** START Provided information **

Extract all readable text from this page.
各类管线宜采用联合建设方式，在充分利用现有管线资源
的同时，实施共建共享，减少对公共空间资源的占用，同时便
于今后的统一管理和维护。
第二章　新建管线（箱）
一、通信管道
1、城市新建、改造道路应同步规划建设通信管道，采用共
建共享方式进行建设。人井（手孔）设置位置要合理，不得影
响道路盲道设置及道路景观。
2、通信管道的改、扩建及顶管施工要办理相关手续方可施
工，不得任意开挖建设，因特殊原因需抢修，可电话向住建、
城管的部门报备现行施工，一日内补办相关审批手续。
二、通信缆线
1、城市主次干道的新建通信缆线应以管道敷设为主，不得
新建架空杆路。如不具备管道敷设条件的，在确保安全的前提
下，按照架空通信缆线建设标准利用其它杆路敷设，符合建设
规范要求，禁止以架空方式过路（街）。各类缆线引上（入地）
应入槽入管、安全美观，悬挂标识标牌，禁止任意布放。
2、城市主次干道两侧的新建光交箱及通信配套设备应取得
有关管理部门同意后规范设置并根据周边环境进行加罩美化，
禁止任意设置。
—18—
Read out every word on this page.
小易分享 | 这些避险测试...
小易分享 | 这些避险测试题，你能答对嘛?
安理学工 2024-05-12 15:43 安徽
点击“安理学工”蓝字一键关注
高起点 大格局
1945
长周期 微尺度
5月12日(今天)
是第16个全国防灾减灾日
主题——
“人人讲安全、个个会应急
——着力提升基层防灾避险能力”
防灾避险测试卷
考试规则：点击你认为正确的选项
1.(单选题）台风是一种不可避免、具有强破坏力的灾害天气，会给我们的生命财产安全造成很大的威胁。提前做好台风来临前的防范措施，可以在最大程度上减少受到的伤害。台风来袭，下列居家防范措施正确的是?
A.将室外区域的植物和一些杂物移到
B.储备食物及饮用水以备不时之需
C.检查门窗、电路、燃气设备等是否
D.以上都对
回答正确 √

** END Provided information **

## Problem
Show the lines of the records that include the string "安理学工".

## Task output
安理学工 2024-05-12 15:43 安徽
点击“安理学工”蓝字一键关注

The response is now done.